- _Exercise_: Do not copy the pictures; transcribe all other material exactly.

- _Entries supplied_:
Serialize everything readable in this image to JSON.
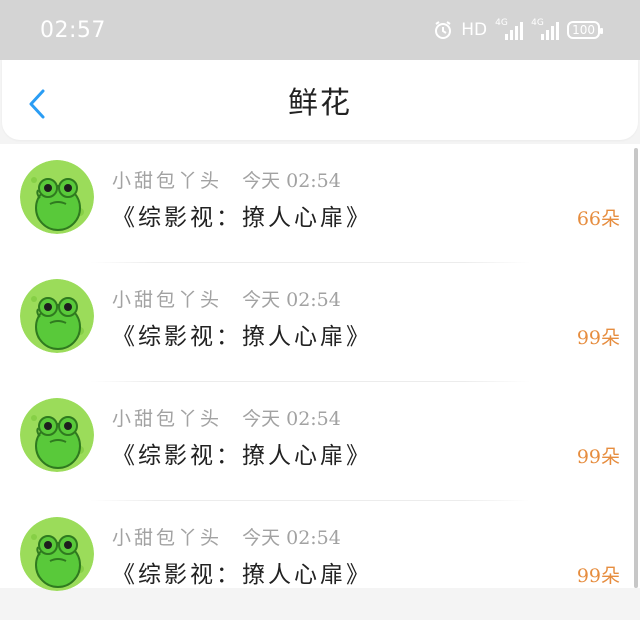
{
  "status_bar": {
    "time": "02:57",
    "hd": "HD",
    "net1": "4G",
    "net2": "4G",
    "battery": "100"
  },
  "nav": {
    "title": "鲜花"
  },
  "colors": {
    "accent": "#2a9df4",
    "count": "#e68d3f",
    "avatar_bg": "#9bdc5a",
    "frog": "#59c93a"
  },
  "items": [
    {
      "sender": "小甜包丫头",
      "time": "今天 02:54",
      "book": "《综影视：撩人心扉》",
      "count": "66朵"
    },
    {
      "sender": "小甜包丫头",
      "time": "今天 02:54",
      "book": "《综影视：撩人心扉》",
      "count": "99朵"
    },
    {
      "sender": "小甜包丫头",
      "time": "今天 02:54",
      "book": "《综影视：撩人心扉》",
      "count": "99朵"
    },
    {
      "sender": "小甜包丫头",
      "time": "今天 02:54",
      "book": "《综影视：撩人心扉》",
      "count": "99朵"
    }
  ]
}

- _Result of this task_:
Serialize everything readable in this image to JSON.
{
  "status_bar": {
    "time": "02:57",
    "hd": "HD",
    "net1": "4G",
    "net2": "4G",
    "battery": "100"
  },
  "nav": {
    "title": "鲜花"
  },
  "colors": {
    "accent": "#2a9df4",
    "count": "#e68d3f",
    "avatar_bg": "#9bdc5a",
    "frog": "#59c93a"
  },
  "items": [
    {
      "sender": "小甜包丫头",
      "time": "今天 02:54",
      "book": "《综影视：撩人心扉》",
      "count": "66朵"
    },
    {
      "sender": "小甜包丫头",
      "time": "今天 02:54",
      "book": "《综影视：撩人心扉》",
      "count": "99朵"
    },
    {
      "sender": "小甜包丫头",
      "time": "今天 02:54",
      "book": "《综影视：撩人心扉》",
      "count": "99朵"
    },
    {
      "sender": "小甜包丫头",
      "time": "今天 02:54",
      "book": "《综影视：撩人心扉》",
      "count": "99朵"
    }
  ]
}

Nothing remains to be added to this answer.